- SET PROBLEM:
Your task is to transcribe all of the records exactly and leave out the pictures.
** start of RECORDS PROVIDED **
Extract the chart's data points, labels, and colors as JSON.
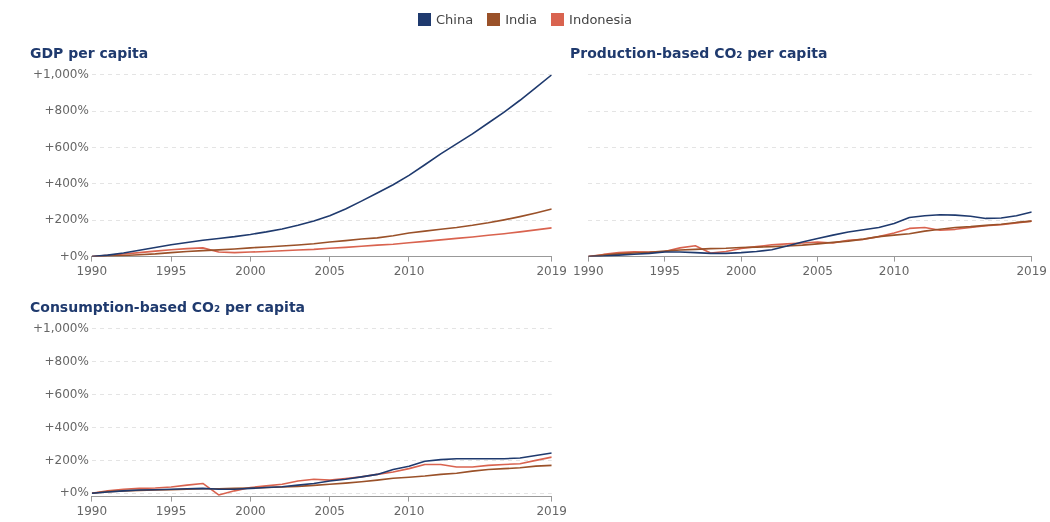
{
  "chart_data": [
    {
      "type": "line",
      "title": "GDP per capita",
      "legend": "top",
      "grid": "y",
      "x": [
        1990,
        1991,
        1992,
        1993,
        1994,
        1995,
        1996,
        1997,
        1998,
        1999,
        2000,
        2001,
        2002,
        2003,
        2004,
        2005,
        2006,
        2007,
        2008,
        2009,
        2010,
        2011,
        2012,
        2013,
        2014,
        2015,
        2016,
        2017,
        2018,
        2019
      ],
      "xlim": [
        1990,
        2019
      ],
      "xticks": [
        1990,
        1995,
        2000,
        2005,
        2010,
        2019
      ],
      "ylim": [
        0,
        1000
      ],
      "yticks": [
        {
          "value": 0,
          "label": "+0%"
        },
        {
          "value": 200,
          "label": "+200%"
        },
        {
          "value": 400,
          "label": "+400%"
        },
        {
          "value": 600,
          "label": "+600%"
        },
        {
          "value": 800,
          "label": "+800%"
        },
        {
          "value": 1000,
          "label": "+1,000%"
        }
      ],
      "series": [
        {
          "name": "China",
          "color": "#1f3a6e",
          "values": [
            0,
            8,
            20,
            35,
            50,
            65,
            78,
            90,
            100,
            110,
            122,
            136,
            152,
            172,
            196,
            225,
            262,
            305,
            350,
            395,
            447,
            505,
            565,
            620,
            675,
            735,
            795,
            860,
            930,
            1000
          ]
        },
        {
          "name": "India",
          "color": "#9a5129",
          "values": [
            0,
            3,
            6,
            10,
            15,
            22,
            28,
            33,
            37,
            42,
            48,
            53,
            58,
            64,
            71,
            80,
            88,
            97,
            103,
            115,
            130,
            140,
            150,
            160,
            172,
            186,
            202,
            220,
            240,
            262
          ]
        },
        {
          "name": "Indonesia",
          "color": "#d9634f",
          "values": [
            0,
            7,
            14,
            22,
            30,
            38,
            44,
            48,
            25,
            22,
            25,
            28,
            32,
            36,
            40,
            46,
            51,
            57,
            63,
            68,
            76,
            84,
            92,
            100,
            108,
            117,
            126,
            136,
            147,
            158
          ]
        }
      ]
    },
    {
      "type": "line",
      "title": "Production-based CO₂ per capita",
      "grid": "y",
      "tick_labels": "x",
      "x": [
        1990,
        1991,
        1992,
        1993,
        1994,
        1995,
        1996,
        1997,
        1998,
        1999,
        2000,
        2001,
        2002,
        2003,
        2004,
        2005,
        2006,
        2007,
        2008,
        2009,
        2010,
        2011,
        2012,
        2013,
        2014,
        2015,
        2016,
        2017,
        2018,
        2019
      ],
      "xlim": [
        1990,
        2019
      ],
      "xticks": [
        1990,
        1995,
        2000,
        2005,
        2010,
        2019
      ],
      "ylim": [
        0,
        1000
      ],
      "yticks": [
        0,
        200,
        400,
        600,
        800,
        1000
      ],
      "series": [
        {
          "color": "#1f3a6e",
          "values": [
            0,
            3,
            8,
            13,
            18,
            25,
            25,
            22,
            18,
            18,
            22,
            28,
            38,
            58,
            80,
            100,
            118,
            135,
            148,
            160,
            182,
            215,
            225,
            230,
            228,
            222,
            210,
            212,
            225,
            245
          ]
        },
        {
          "color": "#9a5129",
          "values": [
            0,
            8,
            15,
            20,
            24,
            30,
            36,
            40,
            44,
            46,
            50,
            52,
            55,
            58,
            63,
            70,
            78,
            85,
            96,
            110,
            118,
            126,
            140,
            150,
            160,
            165,
            172,
            178,
            188,
            195
          ]
        },
        {
          "color": "#d9634f",
          "values": [
            0,
            12,
            22,
            26,
            25,
            28,
            48,
            60,
            20,
            28,
            45,
            55,
            65,
            70,
            75,
            80,
            75,
            90,
            95,
            110,
            130,
            155,
            160,
            145,
            150,
            160,
            170,
            175,
            185,
            195
          ]
        }
      ]
    },
    {
      "type": "line",
      "title": "Consumption-based CO₂ per capita",
      "grid": "y",
      "x": [
        1990,
        1991,
        1992,
        1993,
        1994,
        1995,
        1996,
        1997,
        1998,
        1999,
        2000,
        2001,
        2002,
        2003,
        2004,
        2005,
        2006,
        2007,
        2008,
        2009,
        2010,
        2011,
        2012,
        2013,
        2014,
        2015,
        2016,
        2017,
        2018,
        2019
      ],
      "xlim": [
        1990,
        2019
      ],
      "xticks": [
        1990,
        1995,
        2000,
        2005,
        2010,
        2019
      ],
      "ylim": [
        -20,
        1000
      ],
      "yticks": [
        {
          "value": 0,
          "label": "+0%"
        },
        {
          "value": 200,
          "label": "+200%"
        },
        {
          "value": 400,
          "label": "+400%"
        },
        {
          "value": 600,
          "label": "+600%"
        },
        {
          "value": 800,
          "label": "+800%"
        },
        {
          "value": 1000,
          "label": "+1,000%"
        }
      ],
      "series": [
        {
          "color": "#1f3a6e",
          "values": [
            0,
            8,
            15,
            20,
            22,
            25,
            28,
            30,
            25,
            25,
            30,
            35,
            40,
            50,
            60,
            75,
            85,
            100,
            115,
            145,
            165,
            195,
            205,
            210,
            210,
            210,
            210,
            215,
            230,
            245
          ]
        },
        {
          "color": "#9a5129",
          "values": [
            0,
            10,
            15,
            18,
            20,
            22,
            25,
            28,
            28,
            30,
            32,
            35,
            38,
            42,
            48,
            55,
            62,
            70,
            80,
            92,
            98,
            105,
            115,
            122,
            135,
            145,
            150,
            155,
            165,
            170
          ]
        },
        {
          "color": "#d9634f",
          "values": [
            0,
            15,
            25,
            30,
            32,
            38,
            50,
            60,
            -10,
            15,
            35,
            45,
            55,
            75,
            85,
            80,
            90,
            100,
            115,
            130,
            150,
            175,
            175,
            160,
            160,
            170,
            175,
            180,
            200,
            220
          ]
        }
      ]
    }
  ]
}
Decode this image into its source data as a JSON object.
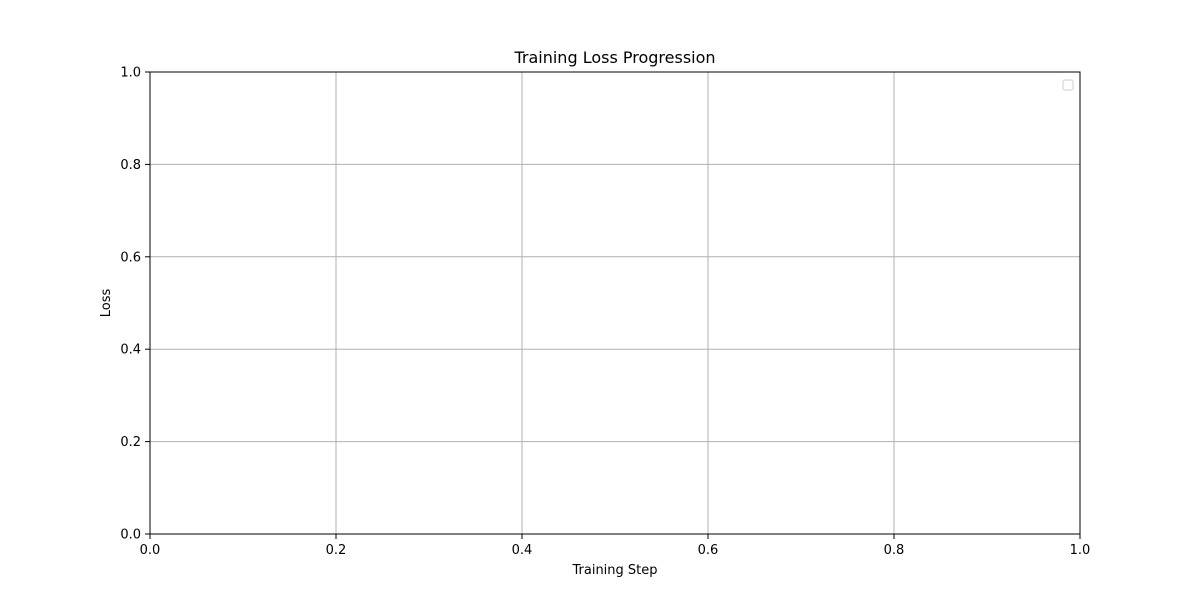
** end of RECORDS PROVIDED **
- WRITTEN RESPONSE:
Extract the chart's data points, labels, and colors as JSON.
{
  "chart_data": [
    {
      "type": "line",
      "title": "GDP per capita",
      "legend": "top",
      "grid": "y",
      "x": [
        1990,
        1991,
        1992,
        1993,
        1994,
        1995,
        1996,
        1997,
        1998,
        1999,
        2000,
        2001,
        2002,
        2003,
        2004,
        2005,
        2006,
        2007,
        2008,
        2009,
        2010,
        2011,
        2012,
        2013,
        2014,
        2015,
        2016,
        2017,
        2018,
        2019
      ],
      "xlim": [
        1990,
        2019
      ],
      "xticks": [
        1990,
        1995,
        2000,
        2005,
        2010,
        2019
      ],
      "ylim": [
        0,
        1000
      ],
      "yticks": [
        {
          "value": 0,
          "label": "+0%"
        },
        {
          "value": 200,
          "label": "+200%"
        },
        {
          "value": 400,
          "label": "+400%"
        },
        {
          "value": 600,
          "label": "+600%"
        },
        {
          "value": 800,
          "label": "+800%"
        },
        {
          "value": 1000,
          "label": "+1,000%"
        }
      ],
      "series": [
        {
          "name": "China",
          "color": "#1f3a6e",
          "values": [
            0,
            8,
            20,
            35,
            50,
            65,
            78,
            90,
            100,
            110,
            122,
            136,
            152,
            172,
            196,
            225,
            262,
            305,
            350,
            395,
            447,
            505,
            565,
            620,
            675,
            735,
            795,
            860,
            930,
            1000
          ]
        },
        {
          "name": "India",
          "color": "#9a5129",
          "values": [
            0,
            3,
            6,
            10,
            15,
            22,
            28,
            33,
            37,
            42,
            48,
            53,
            58,
            64,
            71,
            80,
            88,
            97,
            103,
            115,
            130,
            140,
            150,
            160,
            172,
            186,
            202,
            220,
            240,
            262
          ]
        },
        {
          "name": "Indonesia",
          "color": "#d9634f",
          "values": [
            0,
            7,
            14,
            22,
            30,
            38,
            44,
            48,
            25,
            22,
            25,
            28,
            32,
            36,
            40,
            46,
            51,
            57,
            63,
            68,
            76,
            84,
            92,
            100,
            108,
            117,
            126,
            136,
            147,
            158
          ]
        }
      ]
    },
    {
      "type": "line",
      "title": "Production-based CO₂ per capita",
      "grid": "y",
      "tick_labels": "x",
      "x": [
        1990,
        1991,
        1992,
        1993,
        1994,
        1995,
        1996,
        1997,
        1998,
        1999,
        2000,
        2001,
        2002,
        2003,
        2004,
        2005,
        2006,
        2007,
        2008,
        2009,
        2010,
        2011,
        2012,
        2013,
        2014,
        2015,
        2016,
        2017,
        2018,
        2019
      ],
      "xlim": [
        1990,
        2019
      ],
      "xticks": [
        1990,
        1995,
        2000,
        2005,
        2010,
        2019
      ],
      "ylim": [
        0,
        1000
      ],
      "yticks": [
        0,
        200,
        400,
        600,
        800,
        1000
      ],
      "series": [
        {
          "color": "#1f3a6e",
          "values": [
            0,
            3,
            8,
            13,
            18,
            25,
            25,
            22,
            18,
            18,
            22,
            28,
            38,
            58,
            80,
            100,
            118,
            135,
            148,
            160,
            182,
            215,
            225,
            230,
            228,
            222,
            210,
            212,
            225,
            245
          ]
        },
        {
          "color": "#9a5129",
          "values": [
            0,
            8,
            15,
            20,
            24,
            30,
            36,
            40,
            44,
            46,
            50,
            52,
            55,
            58,
            63,
            70,
            78,
            85,
            96,
            110,
            118,
            126,
            140,
            150,
            160,
            165,
            172,
            178,
            188,
            195
          ]
        },
        {
          "color": "#d9634f",
          "values": [
            0,
            12,
            22,
            26,
            25,
            28,
            48,
            60,
            20,
            28,
            45,
            55,
            65,
            70,
            75,
            80,
            75,
            90,
            95,
            110,
            130,
            155,
            160,
            145,
            150,
            160,
            170,
            175,
            185,
            195
          ]
        }
      ]
    },
    {
      "type": "line",
      "title": "Consumption-based CO₂ per capita",
      "grid": "y",
      "x": [
        1990,
        1991,
        1992,
        1993,
        1994,
        1995,
        1996,
        1997,
        1998,
        1999,
        2000,
        2001,
        2002,
        2003,
        2004,
        2005,
        2006,
        2007,
        2008,
        2009,
        2010,
        2011,
        2012,
        2013,
        2014,
        2015,
        2016,
        2017,
        2018,
        2019
      ],
      "xlim": [
        1990,
        2019
      ],
      "xticks": [
        1990,
        1995,
        2000,
        2005,
        2010,
        2019
      ],
      "ylim": [
        -20,
        1000
      ],
      "yticks": [
        {
          "value": 0,
          "label": "+0%"
        },
        {
          "value": 200,
          "label": "+200%"
        },
        {
          "value": 400,
          "label": "+400%"
        },
        {
          "value": 600,
          "label": "+600%"
        },
        {
          "value": 800,
          "label": "+800%"
        },
        {
          "value": 1000,
          "label": "+1,000%"
        }
      ],
      "series": [
        {
          "color": "#1f3a6e",
          "values": [
            0,
            8,
            15,
            20,
            22,
            25,
            28,
            30,
            25,
            25,
            30,
            35,
            40,
            50,
            60,
            75,
            85,
            100,
            115,
            145,
            165,
            195,
            205,
            210,
            210,
            210,
            210,
            215,
            230,
            245
          ]
        },
        {
          "color": "#9a5129",
          "values": [
            0,
            10,
            15,
            18,
            20,
            22,
            25,
            28,
            28,
            30,
            32,
            35,
            38,
            42,
            48,
            55,
            62,
            70,
            80,
            92,
            98,
            105,
            115,
            122,
            135,
            145,
            150,
            155,
            165,
            170
          ]
        },
        {
          "color": "#d9634f",
          "values": [
            0,
            15,
            25,
            30,
            32,
            38,
            50,
            60,
            -10,
            15,
            35,
            45,
            55,
            75,
            85,
            80,
            90,
            100,
            115,
            130,
            150,
            175,
            175,
            160,
            160,
            170,
            175,
            180,
            200,
            220
          ]
        }
      ]
    }
  ]
}
Decode this image into its source data as a JSON object.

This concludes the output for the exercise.